(Rows from a dataset)
# # # # #
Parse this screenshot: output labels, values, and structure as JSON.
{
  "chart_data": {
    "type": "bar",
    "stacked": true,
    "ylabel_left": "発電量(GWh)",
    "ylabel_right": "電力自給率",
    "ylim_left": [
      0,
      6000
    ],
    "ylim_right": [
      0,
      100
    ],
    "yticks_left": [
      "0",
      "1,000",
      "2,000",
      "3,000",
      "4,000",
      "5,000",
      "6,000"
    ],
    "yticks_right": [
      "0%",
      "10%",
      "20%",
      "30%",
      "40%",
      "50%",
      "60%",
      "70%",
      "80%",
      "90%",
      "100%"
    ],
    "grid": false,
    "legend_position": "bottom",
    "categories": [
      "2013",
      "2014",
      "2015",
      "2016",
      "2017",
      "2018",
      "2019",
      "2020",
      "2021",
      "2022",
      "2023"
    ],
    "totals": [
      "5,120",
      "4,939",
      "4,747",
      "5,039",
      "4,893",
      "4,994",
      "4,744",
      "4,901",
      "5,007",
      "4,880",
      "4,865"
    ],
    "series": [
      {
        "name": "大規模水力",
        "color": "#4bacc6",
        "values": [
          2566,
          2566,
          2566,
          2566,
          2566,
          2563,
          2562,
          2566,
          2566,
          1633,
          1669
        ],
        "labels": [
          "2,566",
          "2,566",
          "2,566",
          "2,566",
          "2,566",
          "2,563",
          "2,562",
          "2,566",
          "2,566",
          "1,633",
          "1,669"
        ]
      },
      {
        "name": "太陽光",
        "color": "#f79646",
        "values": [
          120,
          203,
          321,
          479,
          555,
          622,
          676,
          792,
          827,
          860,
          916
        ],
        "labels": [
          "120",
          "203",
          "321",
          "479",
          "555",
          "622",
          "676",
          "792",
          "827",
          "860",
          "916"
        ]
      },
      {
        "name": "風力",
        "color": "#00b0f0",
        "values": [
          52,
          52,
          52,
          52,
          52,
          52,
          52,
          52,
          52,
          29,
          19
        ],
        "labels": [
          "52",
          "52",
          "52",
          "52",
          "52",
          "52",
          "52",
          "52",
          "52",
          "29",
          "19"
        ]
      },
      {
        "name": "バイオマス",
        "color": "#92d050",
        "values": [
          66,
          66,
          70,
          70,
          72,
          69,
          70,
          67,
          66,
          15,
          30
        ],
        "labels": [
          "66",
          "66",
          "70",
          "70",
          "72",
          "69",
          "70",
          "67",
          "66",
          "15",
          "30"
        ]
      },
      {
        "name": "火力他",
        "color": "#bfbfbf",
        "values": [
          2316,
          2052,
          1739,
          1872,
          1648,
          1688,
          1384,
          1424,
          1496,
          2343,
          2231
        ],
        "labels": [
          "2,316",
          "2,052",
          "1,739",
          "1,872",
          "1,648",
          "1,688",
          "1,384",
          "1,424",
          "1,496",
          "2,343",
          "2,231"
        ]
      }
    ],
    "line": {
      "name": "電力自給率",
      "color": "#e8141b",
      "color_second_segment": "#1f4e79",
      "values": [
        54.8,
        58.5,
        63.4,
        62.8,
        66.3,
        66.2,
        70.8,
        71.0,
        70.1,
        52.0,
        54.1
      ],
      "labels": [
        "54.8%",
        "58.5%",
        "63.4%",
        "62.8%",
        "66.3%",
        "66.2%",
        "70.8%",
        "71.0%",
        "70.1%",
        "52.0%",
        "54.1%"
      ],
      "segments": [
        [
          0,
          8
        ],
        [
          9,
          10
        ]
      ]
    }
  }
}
# # # # #
Transcribe each entry exactly.

- RESPONSE TO THE TASK
Parse this screenshot: output labels, values, and structure as JSON.
{
  "chart_data": {
    "type": "bar",
    "stacked": true,
    "ylabel_left": "発電量(GWh)",
    "ylabel_right": "電力自給率",
    "ylim_left": [
      0,
      6000
    ],
    "ylim_right": [
      0,
      100
    ],
    "yticks_left": [
      "0",
      "1,000",
      "2,000",
      "3,000",
      "4,000",
      "5,000",
      "6,000"
    ],
    "yticks_right": [
      "0%",
      "10%",
      "20%",
      "30%",
      "40%",
      "50%",
      "60%",
      "70%",
      "80%",
      "90%",
      "100%"
    ],
    "grid": false,
    "legend_position": "bottom",
    "categories": [
      "2013",
      "2014",
      "2015",
      "2016",
      "2017",
      "2018",
      "2019",
      "2020",
      "2021",
      "2022",
      "2023"
    ],
    "totals": [
      "5,120",
      "4,939",
      "4,747",
      "5,039",
      "4,893",
      "4,994",
      "4,744",
      "4,901",
      "5,007",
      "4,880",
      "4,865"
    ],
    "series": [
      {
        "name": "大規模水力",
        "color": "#4bacc6",
        "values": [
          2566,
          2566,
          2566,
          2566,
          2566,
          2563,
          2562,
          2566,
          2566,
          1633,
          1669
        ],
        "labels": [
          "2,566",
          "2,566",
          "2,566",
          "2,566",
          "2,566",
          "2,563",
          "2,562",
          "2,566",
          "2,566",
          "1,633",
          "1,669"
        ]
      },
      {
        "name": "太陽光",
        "color": "#f79646",
        "values": [
          120,
          203,
          321,
          479,
          555,
          622,
          676,
          792,
          827,
          860,
          916
        ],
        "labels": [
          "120",
          "203",
          "321",
          "479",
          "555",
          "622",
          "676",
          "792",
          "827",
          "860",
          "916"
        ]
      },
      {
        "name": "風力",
        "color": "#00b0f0",
        "values": [
          52,
          52,
          52,
          52,
          52,
          52,
          52,
          52,
          52,
          29,
          19
        ],
        "labels": [
          "52",
          "52",
          "52",
          "52",
          "52",
          "52",
          "52",
          "52",
          "52",
          "29",
          "19"
        ]
      },
      {
        "name": "バイオマス",
        "color": "#92d050",
        "values": [
          66,
          66,
          70,
          70,
          72,
          69,
          70,
          67,
          66,
          15,
          30
        ],
        "labels": [
          "66",
          "66",
          "70",
          "70",
          "72",
          "69",
          "70",
          "67",
          "66",
          "15",
          "30"
        ]
      },
      {
        "name": "火力他",
        "color": "#bfbfbf",
        "values": [
          2316,
          2052,
          1739,
          1872,
          1648,
          1688,
          1384,
          1424,
          1496,
          2343,
          2231
        ],
        "labels": [
          "2,316",
          "2,052",
          "1,739",
          "1,872",
          "1,648",
          "1,688",
          "1,384",
          "1,424",
          "1,496",
          "2,343",
          "2,231"
        ]
      }
    ],
    "line": {
      "name": "電力自給率",
      "color": "#e8141b",
      "color_second_segment": "#1f4e79",
      "values": [
        54.8,
        58.5,
        63.4,
        62.8,
        66.3,
        66.2,
        70.8,
        71.0,
        70.1,
        52.0,
        54.1
      ],
      "labels": [
        "54.8%",
        "58.5%",
        "63.4%",
        "62.8%",
        "66.3%",
        "66.2%",
        "70.8%",
        "71.0%",
        "70.1%",
        "52.0%",
        "54.1%"
      ],
      "segments": [
        [
          0,
          8
        ],
        [
          9,
          10
        ]
      ]
    }
  }
}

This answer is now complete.